━━ Data listing ━━

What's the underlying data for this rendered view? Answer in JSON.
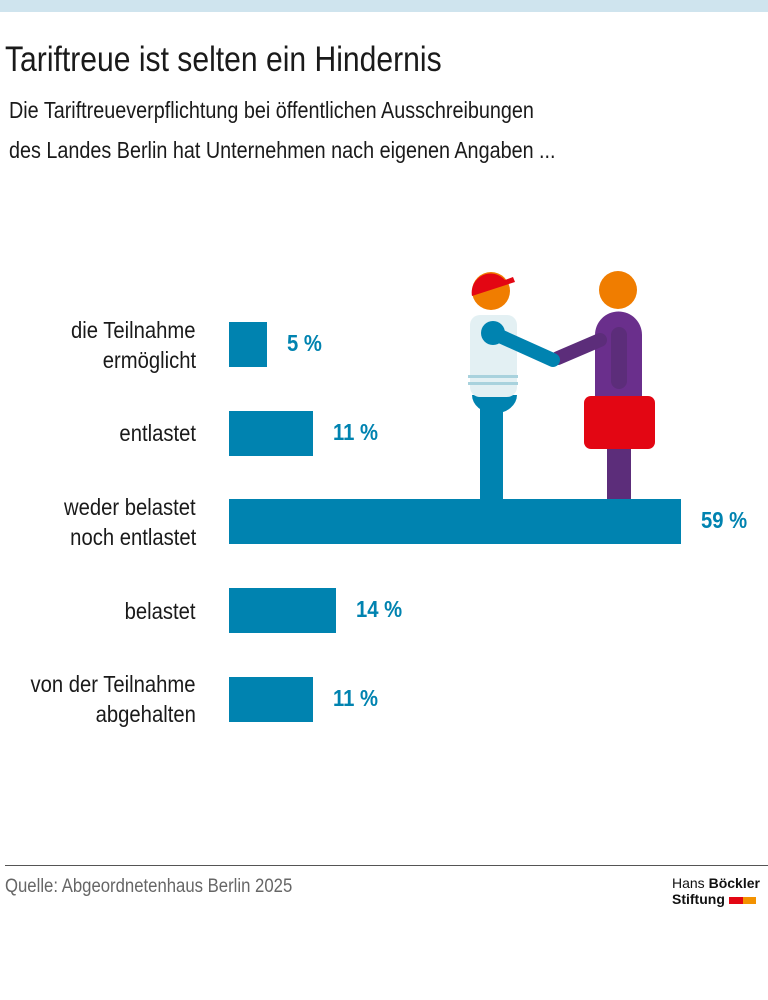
{
  "title": "Tariftreue ist selten ein Hindernis",
  "subtitle": [
    "Die Tariftreueverpflichtung bei öffentlichen Ausschreibungen",
    "des Landes Berlin hat Unternehmen nach eigenen Angaben ..."
  ],
  "source": "Quelle: Abgeordnetenhaus Berlin 2025",
  "logo": {
    "line1a": "Hans",
    "line1b": "Böckler",
    "line2": "Stiftung"
  },
  "colors": {
    "bar": "#0083b0",
    "band": "#cfe4ee",
    "logo_red": "#e30613",
    "logo_orange": "#f39200"
  },
  "illustration": "handshake-icon",
  "chart_data": {
    "type": "bar",
    "orientation": "horizontal",
    "categories": [
      [
        "die Teilnahme",
        "ermöglicht"
      ],
      [
        "entlastet"
      ],
      [
        "weder belastet",
        "noch entlastet"
      ],
      [
        "belastet"
      ],
      [
        "von der Teilnahme",
        "abgehalten"
      ]
    ],
    "values": [
      5,
      11,
      59,
      14,
      11
    ],
    "value_labels": [
      "5 %",
      "11 %",
      "59 %",
      "14 %",
      "11 %"
    ],
    "unit": "%",
    "grid": false
  }
}
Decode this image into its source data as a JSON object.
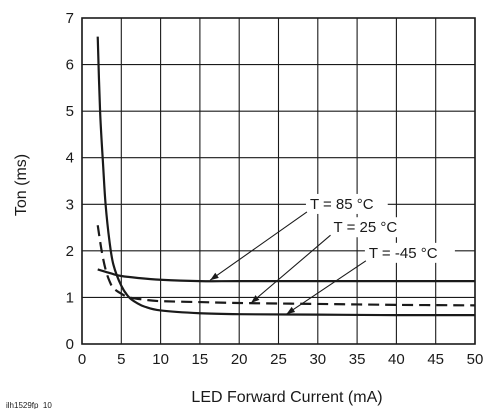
{
  "chart_data": {
    "type": "line",
    "title": "",
    "xlabel": "LED Forward Current (mA)",
    "ylabel": "Ton (ms)",
    "xlim": [
      0,
      50
    ],
    "ylim": [
      0,
      7
    ],
    "x_ticks": [
      0,
      5,
      10,
      15,
      20,
      25,
      30,
      35,
      40,
      45,
      50
    ],
    "y_ticks": [
      0,
      1,
      2,
      3,
      4,
      5,
      6,
      7
    ],
    "grid": true,
    "legend": "none",
    "series": [
      {
        "name": "T = 85 °C",
        "style": "solid",
        "color": "#1a1a1a",
        "points": [
          [
            2,
            1.6
          ],
          [
            3,
            1.55
          ],
          [
            4,
            1.5
          ],
          [
            5,
            1.46
          ],
          [
            7,
            1.42
          ],
          [
            10,
            1.38
          ],
          [
            15,
            1.35
          ],
          [
            20,
            1.35
          ],
          [
            30,
            1.35
          ],
          [
            40,
            1.35
          ],
          [
            50,
            1.35
          ]
        ]
      },
      {
        "name": "T = 25 °C",
        "style": "dashed",
        "color": "#1a1a1a",
        "points": [
          [
            2,
            2.55
          ],
          [
            2.5,
            2.0
          ],
          [
            3,
            1.6
          ],
          [
            3.5,
            1.35
          ],
          [
            4,
            1.2
          ],
          [
            5,
            1.08
          ],
          [
            6,
            1.0
          ],
          [
            8,
            0.95
          ],
          [
            10,
            0.92
          ],
          [
            15,
            0.9
          ],
          [
            20,
            0.88
          ],
          [
            30,
            0.86
          ],
          [
            40,
            0.84
          ],
          [
            50,
            0.83
          ]
        ]
      },
      {
        "name": "T = -45 °C",
        "style": "solid",
        "color": "#1a1a1a",
        "points": [
          [
            2,
            6.6
          ],
          [
            2.3,
            5.0
          ],
          [
            2.7,
            3.8
          ],
          [
            3,
            3.0
          ],
          [
            3.5,
            2.2
          ],
          [
            4,
            1.7
          ],
          [
            5,
            1.25
          ],
          [
            6,
            1.0
          ],
          [
            7,
            0.88
          ],
          [
            8,
            0.8
          ],
          [
            10,
            0.72
          ],
          [
            15,
            0.66
          ],
          [
            20,
            0.64
          ],
          [
            30,
            0.63
          ],
          [
            40,
            0.62
          ],
          [
            50,
            0.62
          ]
        ]
      }
    ],
    "annotations": [
      {
        "text": "T = 85 °C",
        "label_at": [
          29,
          2.9
        ],
        "arrow_to": [
          16.3,
          1.37
        ]
      },
      {
        "text": "T = 25 °C",
        "label_at": [
          32,
          2.4
        ],
        "arrow_to": [
          21.5,
          0.88
        ]
      },
      {
        "text": "T = -45 °C",
        "label_at": [
          36.5,
          1.85
        ],
        "arrow_to": [
          26,
          0.64
        ]
      }
    ],
    "figure_id": "ilh1529fp_10"
  }
}
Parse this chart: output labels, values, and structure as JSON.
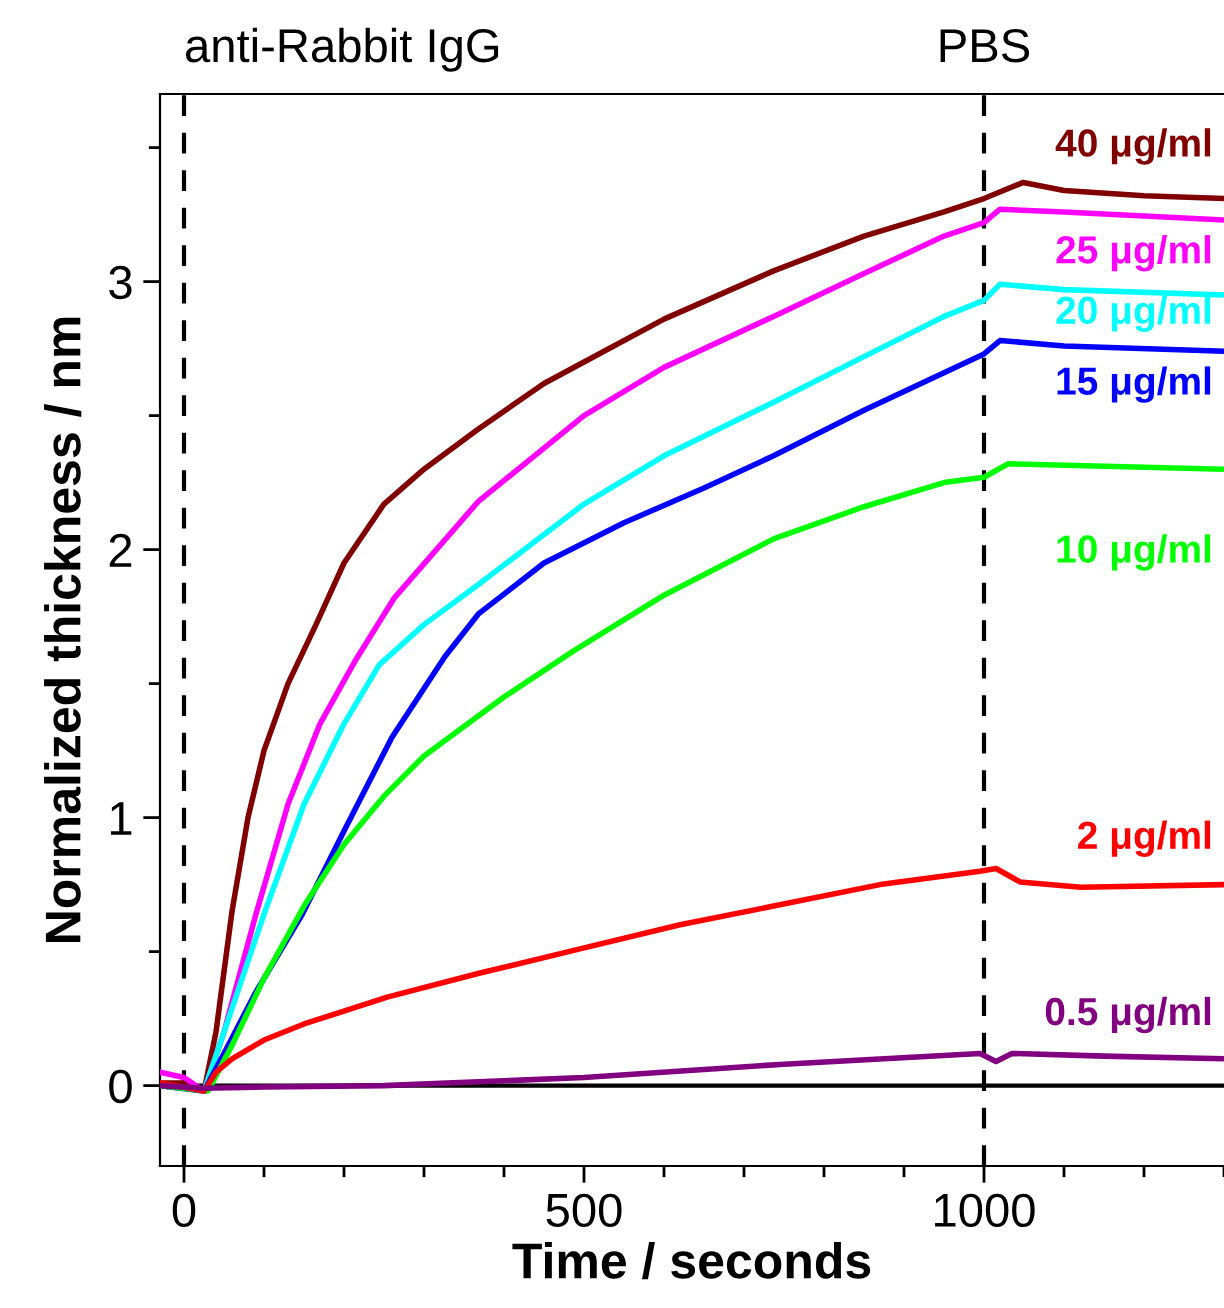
{
  "chart_data": {
    "type": "line",
    "xlabel": "Time / seconds",
    "ylabel": "Normalized thickness / nm",
    "xlim": [
      -30,
      1300
    ],
    "ylim": [
      -0.3,
      3.7
    ],
    "xticks": [
      0,
      500,
      1000
    ],
    "yticks": [
      0,
      1,
      2,
      3
    ],
    "grid": false,
    "legend": false,
    "marker": "none",
    "line_style": "solid",
    "ref_lines": [
      {
        "axis": "x",
        "value": 0,
        "label": "anti-Rabbit IgG",
        "line_style": "dashed",
        "color": "#000000"
      },
      {
        "axis": "x",
        "value": 1000,
        "label": "PBS",
        "line_style": "dashed",
        "color": "#000000"
      },
      {
        "axis": "y",
        "value": 0,
        "line_style": "solid",
        "color": "#000000"
      }
    ],
    "series": [
      {
        "name": "40 μg/ml",
        "color": "#800000",
        "x": [
          -30,
          0,
          25,
          40,
          60,
          80,
          100,
          130,
          165,
          200,
          250,
          300,
          368,
          450,
          500,
          600,
          737,
          850,
          950,
          1000,
          1049,
          1100,
          1200,
          1300
        ],
        "values": [
          0.01,
          0.01,
          -0.02,
          0.2,
          0.65,
          1.0,
          1.25,
          1.5,
          1.72,
          1.95,
          2.17,
          2.3,
          2.45,
          2.62,
          2.7,
          2.86,
          3.04,
          3.17,
          3.26,
          3.31,
          3.37,
          3.34,
          3.32,
          3.31
        ]
      },
      {
        "name": "25 μg/ml",
        "color": "#ff00ff",
        "x": [
          -30,
          0,
          25,
          50,
          90,
          130,
          170,
          215,
          263,
          368,
          500,
          600,
          737,
          850,
          950,
          1000,
          1020,
          1100,
          1300
        ],
        "values": [
          0.05,
          0.03,
          -0.02,
          0.2,
          0.64,
          1.05,
          1.35,
          1.59,
          1.82,
          2.18,
          2.5,
          2.68,
          2.87,
          3.03,
          3.17,
          3.22,
          3.27,
          3.26,
          3.23
        ]
      },
      {
        "name": "20 μg/ml",
        "color": "#00ffff",
        "x": [
          -30,
          25,
          50,
          100,
          150,
          200,
          244,
          300,
          368,
          500,
          600,
          737,
          850,
          950,
          1000,
          1020,
          1100,
          1300
        ],
        "values": [
          0.0,
          -0.02,
          0.2,
          0.64,
          1.05,
          1.35,
          1.57,
          1.72,
          1.87,
          2.17,
          2.35,
          2.55,
          2.72,
          2.87,
          2.93,
          2.99,
          2.97,
          2.95
        ]
      },
      {
        "name": "15 μg/ml",
        "color": "#0000ff",
        "x": [
          -30,
          25,
          50,
          90,
          148,
          200,
          260,
          326,
          368,
          450,
          550,
          650,
          737,
          850,
          950,
          1000,
          1020,
          1100,
          1300
        ],
        "values": [
          0.0,
          -0.02,
          0.12,
          0.35,
          0.64,
          0.95,
          1.3,
          1.6,
          1.76,
          1.95,
          2.1,
          2.23,
          2.35,
          2.52,
          2.66,
          2.73,
          2.78,
          2.76,
          2.74
        ]
      },
      {
        "name": "10 μg/ml",
        "color": "#00ff00",
        "x": [
          -30,
          30,
          60,
          100,
          150,
          200,
          250,
          300,
          400,
          486,
          600,
          737,
          850,
          950,
          1000,
          1030,
          1300
        ],
        "values": [
          0.0,
          -0.02,
          0.15,
          0.4,
          0.67,
          0.9,
          1.08,
          1.23,
          1.45,
          1.62,
          1.83,
          2.04,
          2.16,
          2.25,
          2.27,
          2.32,
          2.3
        ]
      },
      {
        "name": "2 μg/ml",
        "color": "#ff0000",
        "x": [
          -30,
          25,
          40,
          60,
          100,
          150,
          254,
          370,
          495,
          620,
          737,
          870,
          995,
          1015,
          1045,
          1121,
          1300
        ],
        "values": [
          0.01,
          -0.02,
          0.05,
          0.1,
          0.17,
          0.23,
          0.33,
          0.42,
          0.51,
          0.6,
          0.67,
          0.75,
          0.8,
          0.81,
          0.76,
          0.74,
          0.75
        ]
      },
      {
        "name": "0.5 μg/ml",
        "color": "#800080",
        "x": [
          -30,
          25,
          100,
          250,
          500,
          750,
          995,
          1015,
          1035,
          1150,
          1300
        ],
        "values": [
          0.0,
          -0.01,
          -0.005,
          0.0,
          0.03,
          0.08,
          0.12,
          0.09,
          0.12,
          0.11,
          0.1
        ]
      }
    ]
  }
}
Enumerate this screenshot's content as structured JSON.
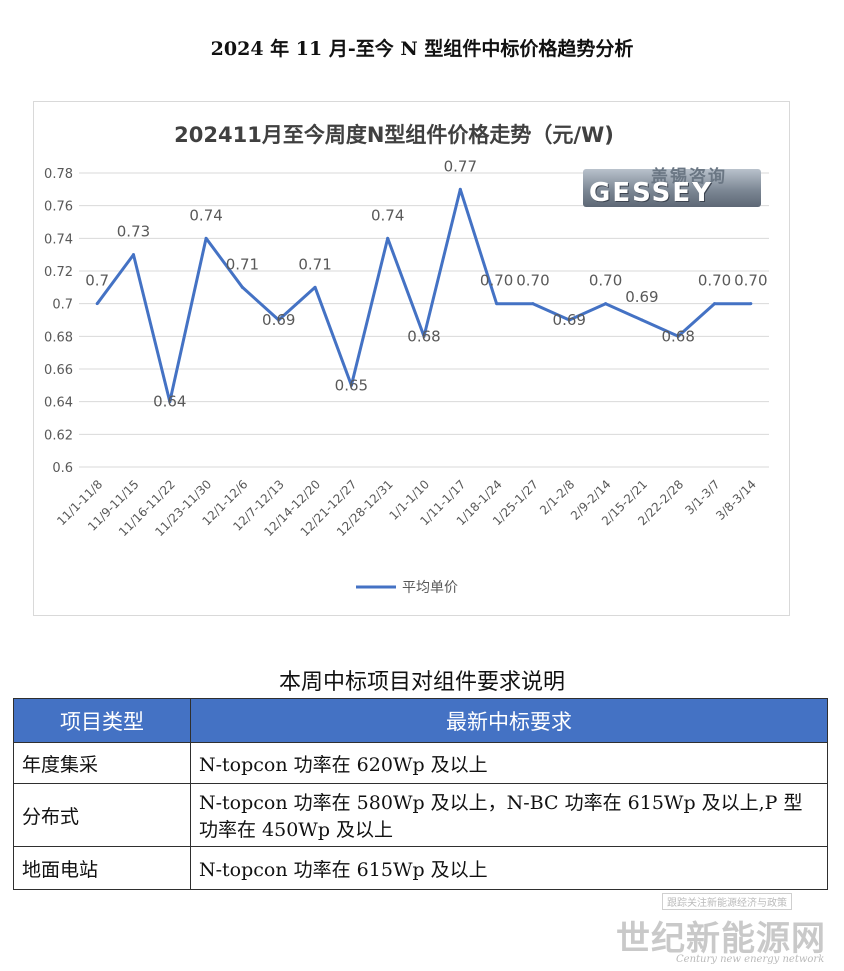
{
  "page_title": "2024 年 11 月-至今 N 型组件中标价格趋势分析",
  "logo": {
    "top_text": "盖锡咨询",
    "main_text": "GESSEY"
  },
  "chart_data": {
    "type": "line",
    "title": "202411月至今周度N型组件价格走势（元/W)",
    "categories": [
      "11/1-11/8",
      "11/9-11/15",
      "11/16-11/22",
      "11/23-11/30",
      "12/1-12/6",
      "12/7-12/13",
      "12/14-12/20",
      "12/21-12/27",
      "12/28-12/31",
      "1/1-1/10",
      "1/11-1/17",
      "1/18-1/24",
      "1/25-1/27",
      "2/1-2/8",
      "2/9-2/14",
      "2/15-2/21",
      "2/22-2/28",
      "3/1-3/7",
      "3/8-3/14"
    ],
    "series": [
      {
        "name": "平均单价",
        "values": [
          0.7,
          0.73,
          0.64,
          0.74,
          0.71,
          0.69,
          0.71,
          0.65,
          0.74,
          0.68,
          0.77,
          0.7,
          0.7,
          0.69,
          0.7,
          0.69,
          0.68,
          0.7,
          0.7
        ],
        "labels": [
          "0.7",
          "0.73",
          "0.64",
          "0.74",
          "0.71",
          "0.69",
          "0.71",
          "0.65",
          "0.74",
          "0.68",
          "0.77",
          "0.70",
          "0.70",
          "0.69",
          "0.70",
          "0.69",
          "0.68",
          "0.70",
          "0.70"
        ],
        "color": "#4472c4"
      }
    ],
    "ylim": [
      0.6,
      0.78
    ],
    "yticks": [
      "0.6",
      "0.62",
      "0.64",
      "0.66",
      "0.68",
      "0.7",
      "0.72",
      "0.74",
      "0.76",
      "0.78"
    ],
    "grid": true,
    "legend": "bottom"
  },
  "table": {
    "title": "本周中标项目对组件要求说明",
    "headers": [
      "项目类型",
      "最新中标要求"
    ],
    "rows": [
      {
        "type": "年度集采",
        "req": "N-topcon 功率在 620Wp 及以上"
      },
      {
        "type": "分布式",
        "req": "N-topcon 功率在 580Wp 及以上，N-BC 功率在 615Wp 及以上,P 型功率在 450Wp 及以上"
      },
      {
        "type": "地面电站",
        "req": "N-topcon 功率在 615Wp 及以上"
      }
    ]
  },
  "watermark": {
    "small": "跟踪关注新能源经济与政策",
    "big": "世纪新能源网",
    "en": "Century new energy network"
  }
}
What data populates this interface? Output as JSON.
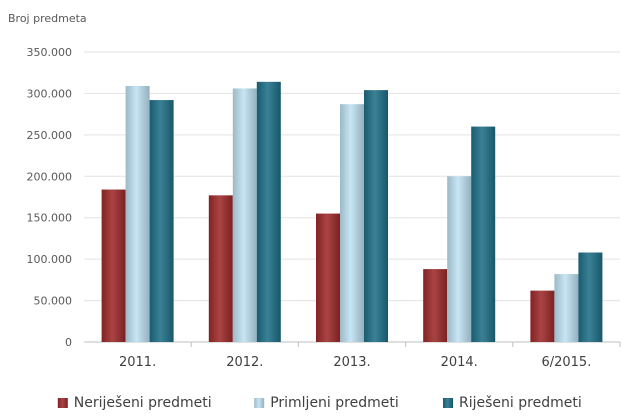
{
  "chart_data": {
    "type": "bar",
    "ylabel": "Broj predmeta",
    "ylim": [
      0,
      350000
    ],
    "yticks": [
      0,
      50000,
      100000,
      150000,
      200000,
      250000,
      300000,
      350000
    ],
    "ytick_labels": [
      "0",
      "50.000",
      "100.000",
      "150.000",
      "200.000",
      "250.000",
      "300.000",
      "350.000"
    ],
    "categories": [
      "2011.",
      "2012.",
      "2013.",
      "2014.",
      "6/2015."
    ],
    "series": [
      {
        "name": "Neriješeni predmeti",
        "color": "#9e2a2b",
        "values": [
          184000,
          177000,
          155000,
          88000,
          62000
        ]
      },
      {
        "name": "Primljeni predmeti",
        "color": "#bfe2f3",
        "values": [
          309000,
          306000,
          287000,
          200000,
          82000
        ]
      },
      {
        "name": "Riješeni predmeti",
        "color": "#1f7088",
        "values": [
          292000,
          314000,
          304000,
          260000,
          108000
        ]
      }
    ],
    "grid": true,
    "legend_position": "bottom"
  }
}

━━━

◆ Problem statement:
Only the number is needed: state how many lines in the listing contain "Berlin".

◆ Answer:
2